Do this
Pull out every line below containing the word "colonias".

-- Begin Record extracts --

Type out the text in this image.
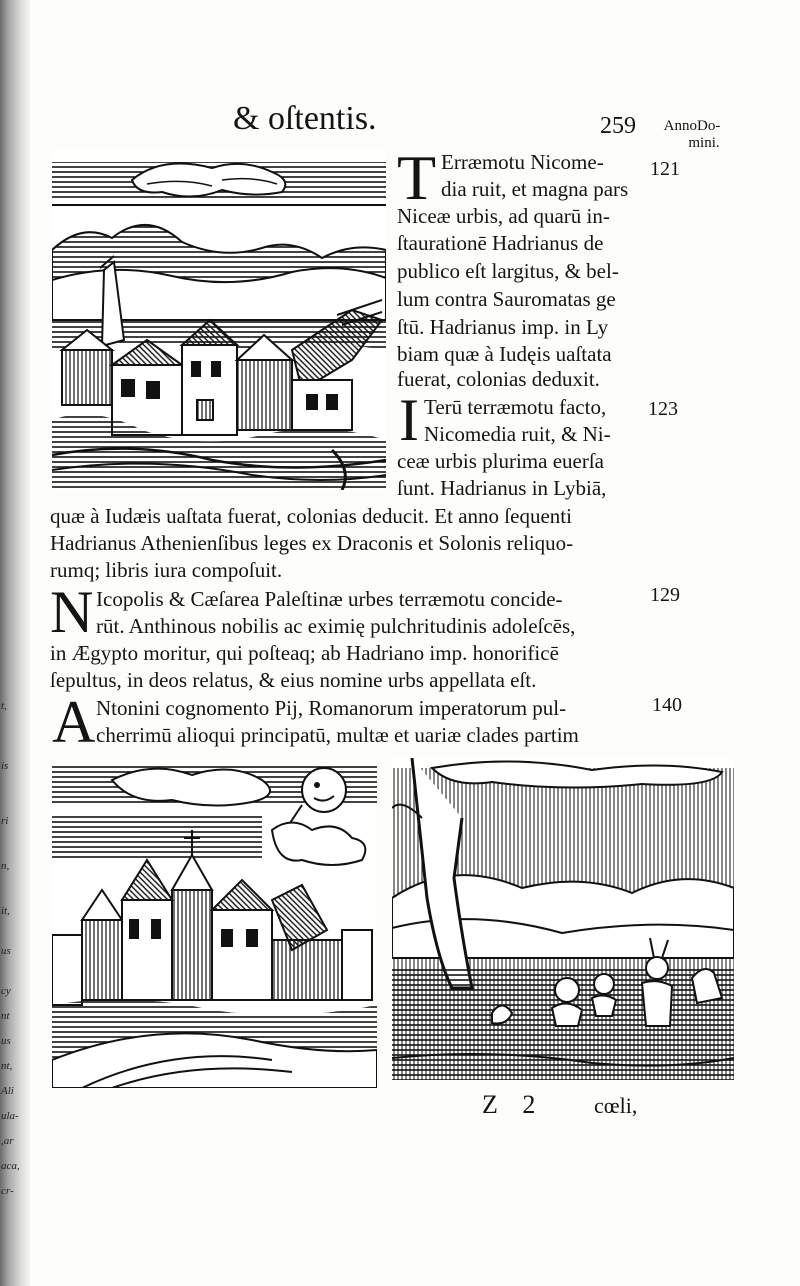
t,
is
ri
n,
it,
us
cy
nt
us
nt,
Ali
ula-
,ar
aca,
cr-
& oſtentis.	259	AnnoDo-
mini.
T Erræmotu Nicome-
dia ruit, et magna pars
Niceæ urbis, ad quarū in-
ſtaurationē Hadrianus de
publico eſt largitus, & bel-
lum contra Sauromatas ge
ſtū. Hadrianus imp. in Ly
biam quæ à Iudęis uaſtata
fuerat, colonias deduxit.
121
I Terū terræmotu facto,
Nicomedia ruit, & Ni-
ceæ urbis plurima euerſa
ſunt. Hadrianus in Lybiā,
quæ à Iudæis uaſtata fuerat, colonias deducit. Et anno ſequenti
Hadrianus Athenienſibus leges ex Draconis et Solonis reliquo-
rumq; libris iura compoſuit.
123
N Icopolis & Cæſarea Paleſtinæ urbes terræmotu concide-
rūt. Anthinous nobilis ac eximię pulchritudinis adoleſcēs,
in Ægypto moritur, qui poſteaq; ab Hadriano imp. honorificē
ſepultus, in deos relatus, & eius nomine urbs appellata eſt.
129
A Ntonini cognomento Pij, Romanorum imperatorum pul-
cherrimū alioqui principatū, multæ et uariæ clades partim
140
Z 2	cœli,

-- End Record extracts --
-- Begin Record extracts --

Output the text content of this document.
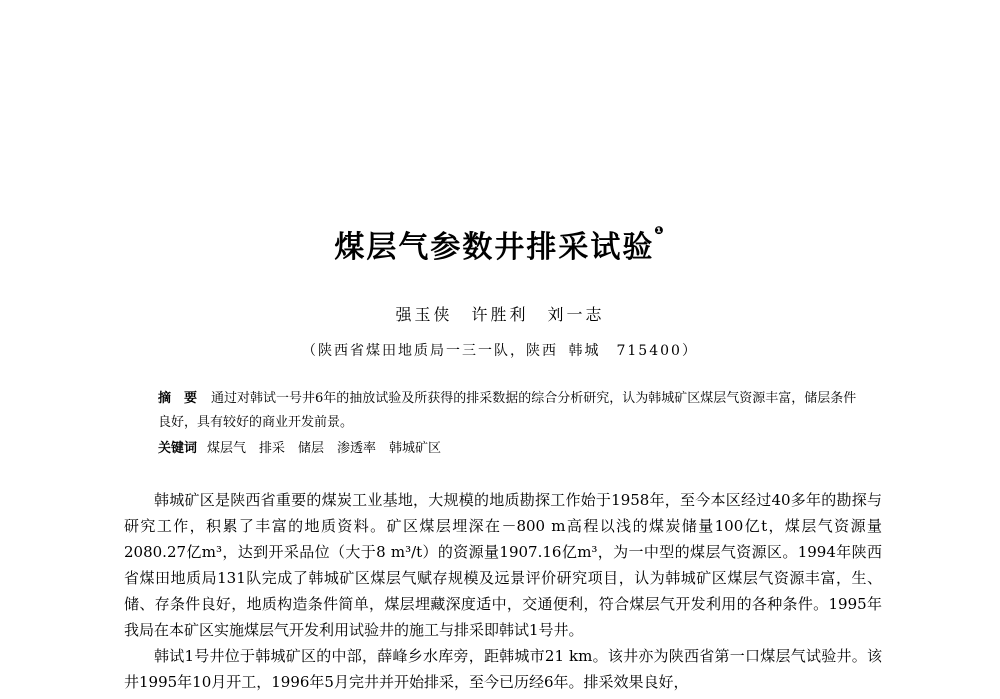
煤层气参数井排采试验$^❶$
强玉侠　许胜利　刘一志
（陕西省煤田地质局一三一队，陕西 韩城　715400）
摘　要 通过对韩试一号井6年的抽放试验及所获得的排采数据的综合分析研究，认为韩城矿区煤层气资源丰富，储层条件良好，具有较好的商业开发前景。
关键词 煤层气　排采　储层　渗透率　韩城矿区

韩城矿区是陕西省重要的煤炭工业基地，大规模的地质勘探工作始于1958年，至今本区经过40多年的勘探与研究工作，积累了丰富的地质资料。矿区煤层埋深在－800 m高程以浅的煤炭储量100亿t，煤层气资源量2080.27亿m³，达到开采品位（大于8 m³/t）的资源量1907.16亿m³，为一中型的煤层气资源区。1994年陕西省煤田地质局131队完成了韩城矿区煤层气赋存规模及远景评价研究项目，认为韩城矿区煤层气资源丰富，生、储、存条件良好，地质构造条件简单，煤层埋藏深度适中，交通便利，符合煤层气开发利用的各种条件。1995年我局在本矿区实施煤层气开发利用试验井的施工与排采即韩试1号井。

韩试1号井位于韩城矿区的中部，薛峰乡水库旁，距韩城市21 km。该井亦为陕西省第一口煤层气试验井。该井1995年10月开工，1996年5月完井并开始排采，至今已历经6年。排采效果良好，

-- End Record extracts --

Full output
fuerat, colonias deduxit.
quæ à Iudæis uaſtata fuerat, colonias deducit. Et anno ſequenti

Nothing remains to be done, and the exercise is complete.